Start of Available records
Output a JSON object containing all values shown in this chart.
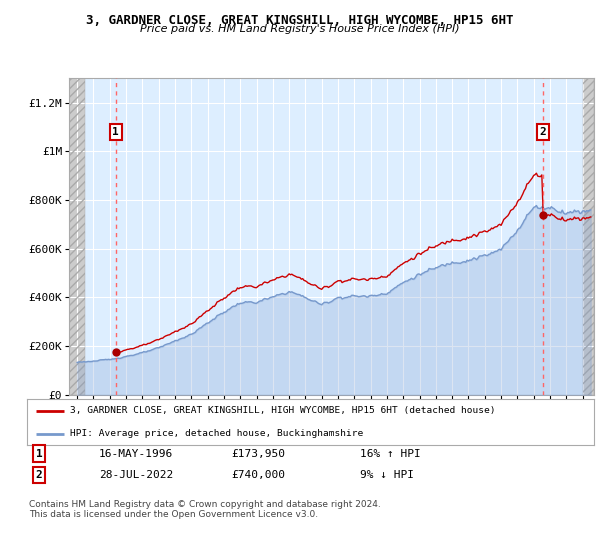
{
  "title_line1": "3, GARDNER CLOSE, GREAT KINGSHILL, HIGH WYCOMBE, HP15 6HT",
  "title_line2": "Price paid vs. HM Land Registry's House Price Index (HPI)",
  "ylim": [
    0,
    1300000
  ],
  "xlim_start": 1993.5,
  "xlim_end": 2025.7,
  "ytick_labels": [
    "£0",
    "£200K",
    "£400K",
    "£600K",
    "£800K",
    "£1M",
    "£1.2M"
  ],
  "ytick_values": [
    0,
    200000,
    400000,
    600000,
    800000,
    1000000,
    1200000
  ],
  "background_color": "#ffffff",
  "plot_bg_color": "#ddeeff",
  "grid_color": "#ffffff",
  "red_line_color": "#cc0000",
  "blue_line_color": "#7799cc",
  "dashed_line_color": "#ff6666",
  "marker_color": "#aa0000",
  "sale1_x": 1996.37,
  "sale1_y": 173950,
  "sale1_label": "1",
  "sale2_x": 2022.57,
  "sale2_y": 740000,
  "sale2_label": "2",
  "legend_line1": "3, GARDNER CLOSE, GREAT KINGSHILL, HIGH WYCOMBE, HP15 6HT (detached house)",
  "legend_line2": "HPI: Average price, detached house, Buckinghamshire",
  "table_row1": [
    "1",
    "16-MAY-1996",
    "£173,950",
    "16% ↑ HPI"
  ],
  "table_row2": [
    "2",
    "28-JUL-2022",
    "£740,000",
    "9% ↓ HPI"
  ],
  "footer": "Contains HM Land Registry data © Crown copyright and database right 2024.\nThis data is licensed under the Open Government Licence v3.0."
}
End of Available records
[Stated exercise]
Reply with the number of lines in the preceding entries that contain "Registry", and no other words.

[Completed exercise]
2